Say how many lines contain the word "подпункте" and give no other text.

[Collected data]
● ● ● ● ● ● ●

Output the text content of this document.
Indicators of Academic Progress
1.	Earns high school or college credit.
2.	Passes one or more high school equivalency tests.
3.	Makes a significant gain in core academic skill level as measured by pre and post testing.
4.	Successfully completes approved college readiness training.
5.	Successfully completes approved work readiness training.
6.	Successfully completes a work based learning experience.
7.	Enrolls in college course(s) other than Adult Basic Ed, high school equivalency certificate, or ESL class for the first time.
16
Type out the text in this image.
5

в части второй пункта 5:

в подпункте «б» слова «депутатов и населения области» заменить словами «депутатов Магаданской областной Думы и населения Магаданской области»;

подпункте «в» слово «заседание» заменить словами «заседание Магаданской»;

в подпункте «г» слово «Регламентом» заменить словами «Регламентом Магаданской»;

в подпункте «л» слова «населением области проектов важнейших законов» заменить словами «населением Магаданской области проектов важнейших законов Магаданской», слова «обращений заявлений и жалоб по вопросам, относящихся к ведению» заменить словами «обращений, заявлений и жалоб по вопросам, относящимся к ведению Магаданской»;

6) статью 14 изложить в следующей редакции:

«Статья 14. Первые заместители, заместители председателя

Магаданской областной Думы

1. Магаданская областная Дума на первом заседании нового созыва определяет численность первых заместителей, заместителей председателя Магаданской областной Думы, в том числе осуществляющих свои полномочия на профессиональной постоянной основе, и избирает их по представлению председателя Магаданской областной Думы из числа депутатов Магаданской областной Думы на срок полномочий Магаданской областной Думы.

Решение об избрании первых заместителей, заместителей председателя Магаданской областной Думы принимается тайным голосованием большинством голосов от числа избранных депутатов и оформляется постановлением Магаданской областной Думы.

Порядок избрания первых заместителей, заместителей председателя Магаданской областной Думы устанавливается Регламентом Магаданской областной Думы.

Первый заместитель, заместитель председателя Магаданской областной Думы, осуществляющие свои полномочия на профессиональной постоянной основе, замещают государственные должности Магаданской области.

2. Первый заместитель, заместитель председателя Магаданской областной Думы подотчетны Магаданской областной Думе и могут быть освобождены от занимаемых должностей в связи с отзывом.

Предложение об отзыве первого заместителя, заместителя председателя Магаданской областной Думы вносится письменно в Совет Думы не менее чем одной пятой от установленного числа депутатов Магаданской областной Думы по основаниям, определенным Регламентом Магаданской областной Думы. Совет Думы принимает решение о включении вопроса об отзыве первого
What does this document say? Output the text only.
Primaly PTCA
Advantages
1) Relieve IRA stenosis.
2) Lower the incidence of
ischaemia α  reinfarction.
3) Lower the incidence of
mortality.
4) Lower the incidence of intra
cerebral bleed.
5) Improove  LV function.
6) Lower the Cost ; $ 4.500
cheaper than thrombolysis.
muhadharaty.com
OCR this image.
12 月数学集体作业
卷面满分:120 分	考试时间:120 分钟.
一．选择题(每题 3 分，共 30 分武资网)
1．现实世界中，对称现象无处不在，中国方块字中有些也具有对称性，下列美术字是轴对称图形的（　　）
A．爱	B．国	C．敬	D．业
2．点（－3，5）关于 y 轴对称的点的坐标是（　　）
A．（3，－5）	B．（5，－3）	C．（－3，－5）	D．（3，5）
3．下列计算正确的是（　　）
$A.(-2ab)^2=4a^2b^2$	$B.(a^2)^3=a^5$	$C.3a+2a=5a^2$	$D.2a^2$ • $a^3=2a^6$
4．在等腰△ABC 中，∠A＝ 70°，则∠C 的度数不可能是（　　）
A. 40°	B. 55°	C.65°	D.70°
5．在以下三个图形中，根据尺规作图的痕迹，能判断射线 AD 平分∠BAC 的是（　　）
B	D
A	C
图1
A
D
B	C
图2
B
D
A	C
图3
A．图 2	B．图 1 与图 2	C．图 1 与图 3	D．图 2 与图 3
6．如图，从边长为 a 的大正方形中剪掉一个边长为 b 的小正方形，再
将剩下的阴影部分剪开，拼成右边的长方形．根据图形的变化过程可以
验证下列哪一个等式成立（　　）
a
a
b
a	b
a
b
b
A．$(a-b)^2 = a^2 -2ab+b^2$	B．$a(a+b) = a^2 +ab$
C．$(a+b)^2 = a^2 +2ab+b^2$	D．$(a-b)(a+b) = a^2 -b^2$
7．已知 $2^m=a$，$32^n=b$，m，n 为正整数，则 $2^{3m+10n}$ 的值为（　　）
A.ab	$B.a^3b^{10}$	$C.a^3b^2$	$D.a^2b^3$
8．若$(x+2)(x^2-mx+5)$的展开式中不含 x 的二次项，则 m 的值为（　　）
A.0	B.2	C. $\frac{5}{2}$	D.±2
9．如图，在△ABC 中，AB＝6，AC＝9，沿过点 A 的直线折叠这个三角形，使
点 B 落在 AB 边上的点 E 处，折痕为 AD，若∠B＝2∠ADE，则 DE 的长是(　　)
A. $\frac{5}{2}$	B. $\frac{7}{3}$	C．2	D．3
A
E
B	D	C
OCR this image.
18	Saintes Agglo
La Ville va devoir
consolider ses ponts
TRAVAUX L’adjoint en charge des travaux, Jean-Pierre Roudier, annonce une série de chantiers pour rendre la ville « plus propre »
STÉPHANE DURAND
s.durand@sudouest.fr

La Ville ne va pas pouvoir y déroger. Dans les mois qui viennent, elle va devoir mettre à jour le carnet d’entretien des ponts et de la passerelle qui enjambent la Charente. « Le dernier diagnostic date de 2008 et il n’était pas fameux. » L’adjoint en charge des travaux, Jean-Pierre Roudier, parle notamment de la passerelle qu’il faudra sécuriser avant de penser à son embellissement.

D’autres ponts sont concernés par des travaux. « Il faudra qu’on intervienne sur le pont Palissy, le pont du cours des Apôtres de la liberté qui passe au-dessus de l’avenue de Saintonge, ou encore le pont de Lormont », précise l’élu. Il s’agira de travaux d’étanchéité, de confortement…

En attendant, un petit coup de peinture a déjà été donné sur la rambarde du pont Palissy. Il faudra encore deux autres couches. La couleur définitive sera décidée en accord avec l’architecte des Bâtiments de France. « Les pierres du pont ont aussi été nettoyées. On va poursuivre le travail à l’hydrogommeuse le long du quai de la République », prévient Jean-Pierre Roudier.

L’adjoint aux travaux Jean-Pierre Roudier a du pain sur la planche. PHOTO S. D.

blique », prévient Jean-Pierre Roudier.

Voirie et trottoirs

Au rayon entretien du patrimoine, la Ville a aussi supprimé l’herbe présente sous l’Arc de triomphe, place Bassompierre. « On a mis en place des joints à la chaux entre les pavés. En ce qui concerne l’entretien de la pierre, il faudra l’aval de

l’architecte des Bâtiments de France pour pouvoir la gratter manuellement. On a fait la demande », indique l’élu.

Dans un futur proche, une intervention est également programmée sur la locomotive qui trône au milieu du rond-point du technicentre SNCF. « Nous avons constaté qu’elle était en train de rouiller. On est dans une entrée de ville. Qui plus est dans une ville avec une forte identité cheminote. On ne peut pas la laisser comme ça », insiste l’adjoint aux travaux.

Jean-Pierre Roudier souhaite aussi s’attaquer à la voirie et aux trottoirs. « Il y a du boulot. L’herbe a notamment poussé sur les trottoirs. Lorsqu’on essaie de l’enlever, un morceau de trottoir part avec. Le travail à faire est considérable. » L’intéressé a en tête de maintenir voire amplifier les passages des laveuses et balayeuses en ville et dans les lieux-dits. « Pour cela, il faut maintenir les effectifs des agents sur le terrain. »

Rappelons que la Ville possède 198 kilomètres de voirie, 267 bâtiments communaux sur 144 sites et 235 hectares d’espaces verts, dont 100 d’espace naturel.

● ● ● ● ● ● ●

- _CORRECT RESULT_: 4